── DATA ──

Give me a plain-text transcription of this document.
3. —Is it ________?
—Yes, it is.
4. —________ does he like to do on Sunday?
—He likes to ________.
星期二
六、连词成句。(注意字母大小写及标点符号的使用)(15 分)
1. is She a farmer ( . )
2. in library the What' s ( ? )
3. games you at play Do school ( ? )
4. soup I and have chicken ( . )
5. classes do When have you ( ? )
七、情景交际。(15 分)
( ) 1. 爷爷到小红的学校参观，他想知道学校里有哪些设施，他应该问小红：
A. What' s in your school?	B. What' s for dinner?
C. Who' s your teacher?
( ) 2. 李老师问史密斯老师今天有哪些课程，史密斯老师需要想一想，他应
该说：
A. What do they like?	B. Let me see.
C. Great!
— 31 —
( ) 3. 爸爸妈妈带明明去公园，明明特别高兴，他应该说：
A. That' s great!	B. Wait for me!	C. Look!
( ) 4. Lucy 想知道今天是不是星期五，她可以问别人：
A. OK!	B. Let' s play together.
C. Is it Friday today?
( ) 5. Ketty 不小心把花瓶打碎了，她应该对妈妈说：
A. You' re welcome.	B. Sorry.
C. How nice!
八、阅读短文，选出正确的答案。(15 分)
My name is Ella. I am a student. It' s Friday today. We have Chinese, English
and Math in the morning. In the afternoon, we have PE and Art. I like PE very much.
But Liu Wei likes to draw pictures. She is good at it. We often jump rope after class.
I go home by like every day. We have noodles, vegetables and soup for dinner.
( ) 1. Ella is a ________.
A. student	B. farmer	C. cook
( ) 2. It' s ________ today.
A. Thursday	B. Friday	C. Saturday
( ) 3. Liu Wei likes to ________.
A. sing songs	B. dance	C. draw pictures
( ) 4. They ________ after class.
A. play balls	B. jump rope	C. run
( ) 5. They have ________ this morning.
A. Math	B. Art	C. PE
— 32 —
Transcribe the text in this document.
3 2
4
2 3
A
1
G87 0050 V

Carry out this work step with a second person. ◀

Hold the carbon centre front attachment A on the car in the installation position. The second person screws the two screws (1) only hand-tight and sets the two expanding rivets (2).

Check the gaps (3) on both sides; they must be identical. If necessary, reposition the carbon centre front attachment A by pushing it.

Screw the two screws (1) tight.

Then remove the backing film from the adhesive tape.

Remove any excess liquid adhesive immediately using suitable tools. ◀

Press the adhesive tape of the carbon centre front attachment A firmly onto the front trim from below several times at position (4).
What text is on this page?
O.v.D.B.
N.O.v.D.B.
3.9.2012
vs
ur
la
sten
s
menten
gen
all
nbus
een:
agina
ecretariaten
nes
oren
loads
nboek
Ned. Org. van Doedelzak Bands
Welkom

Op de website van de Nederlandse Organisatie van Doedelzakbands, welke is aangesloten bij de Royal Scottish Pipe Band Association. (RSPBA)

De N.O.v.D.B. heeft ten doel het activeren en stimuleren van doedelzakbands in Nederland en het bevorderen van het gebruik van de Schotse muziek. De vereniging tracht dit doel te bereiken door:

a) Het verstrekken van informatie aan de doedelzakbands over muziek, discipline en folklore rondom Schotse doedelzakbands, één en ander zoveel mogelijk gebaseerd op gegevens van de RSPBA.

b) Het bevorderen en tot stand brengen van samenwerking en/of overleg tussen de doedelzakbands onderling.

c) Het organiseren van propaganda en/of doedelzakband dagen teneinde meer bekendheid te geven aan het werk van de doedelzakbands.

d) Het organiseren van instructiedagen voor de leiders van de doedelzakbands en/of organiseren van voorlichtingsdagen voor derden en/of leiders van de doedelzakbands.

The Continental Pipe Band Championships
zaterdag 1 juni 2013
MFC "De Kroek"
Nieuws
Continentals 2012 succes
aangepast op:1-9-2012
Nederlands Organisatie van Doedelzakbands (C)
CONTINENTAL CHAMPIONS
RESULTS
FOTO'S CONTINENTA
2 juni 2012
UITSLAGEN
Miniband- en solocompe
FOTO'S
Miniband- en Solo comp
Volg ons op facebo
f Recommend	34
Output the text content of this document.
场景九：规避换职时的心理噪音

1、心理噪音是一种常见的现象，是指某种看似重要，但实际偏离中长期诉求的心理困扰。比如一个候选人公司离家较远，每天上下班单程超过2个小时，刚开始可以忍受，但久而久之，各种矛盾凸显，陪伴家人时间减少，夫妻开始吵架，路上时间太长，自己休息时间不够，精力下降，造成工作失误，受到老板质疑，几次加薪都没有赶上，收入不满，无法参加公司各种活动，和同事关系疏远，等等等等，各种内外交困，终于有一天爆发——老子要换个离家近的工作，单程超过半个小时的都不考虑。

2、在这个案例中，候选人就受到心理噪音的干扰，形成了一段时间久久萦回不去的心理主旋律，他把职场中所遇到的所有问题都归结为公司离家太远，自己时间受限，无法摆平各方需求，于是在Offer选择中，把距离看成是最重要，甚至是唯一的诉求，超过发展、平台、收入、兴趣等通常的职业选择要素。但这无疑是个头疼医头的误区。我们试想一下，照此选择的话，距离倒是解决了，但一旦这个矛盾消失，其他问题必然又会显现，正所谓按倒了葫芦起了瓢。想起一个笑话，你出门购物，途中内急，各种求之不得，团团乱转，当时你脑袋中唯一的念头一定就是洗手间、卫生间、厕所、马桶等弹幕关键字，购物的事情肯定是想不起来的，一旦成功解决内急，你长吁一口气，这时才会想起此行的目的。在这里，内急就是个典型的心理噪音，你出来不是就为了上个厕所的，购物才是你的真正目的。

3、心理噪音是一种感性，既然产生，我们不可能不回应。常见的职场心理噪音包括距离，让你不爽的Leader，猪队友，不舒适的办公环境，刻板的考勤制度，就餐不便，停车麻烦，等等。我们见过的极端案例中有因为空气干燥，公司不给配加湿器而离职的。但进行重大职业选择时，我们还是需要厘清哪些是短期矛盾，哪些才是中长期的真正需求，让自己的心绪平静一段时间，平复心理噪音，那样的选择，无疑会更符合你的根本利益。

───

§ **THE PROBLEM**:
Locate all lines that include the word "draw" and copy them out.

§ **SOLUTION TO THIS TASK**:
But Liu Wei likes to draw pictures. She is good at it. We often jump rope after class.
A. sing songs	B. dance	C. draw pictures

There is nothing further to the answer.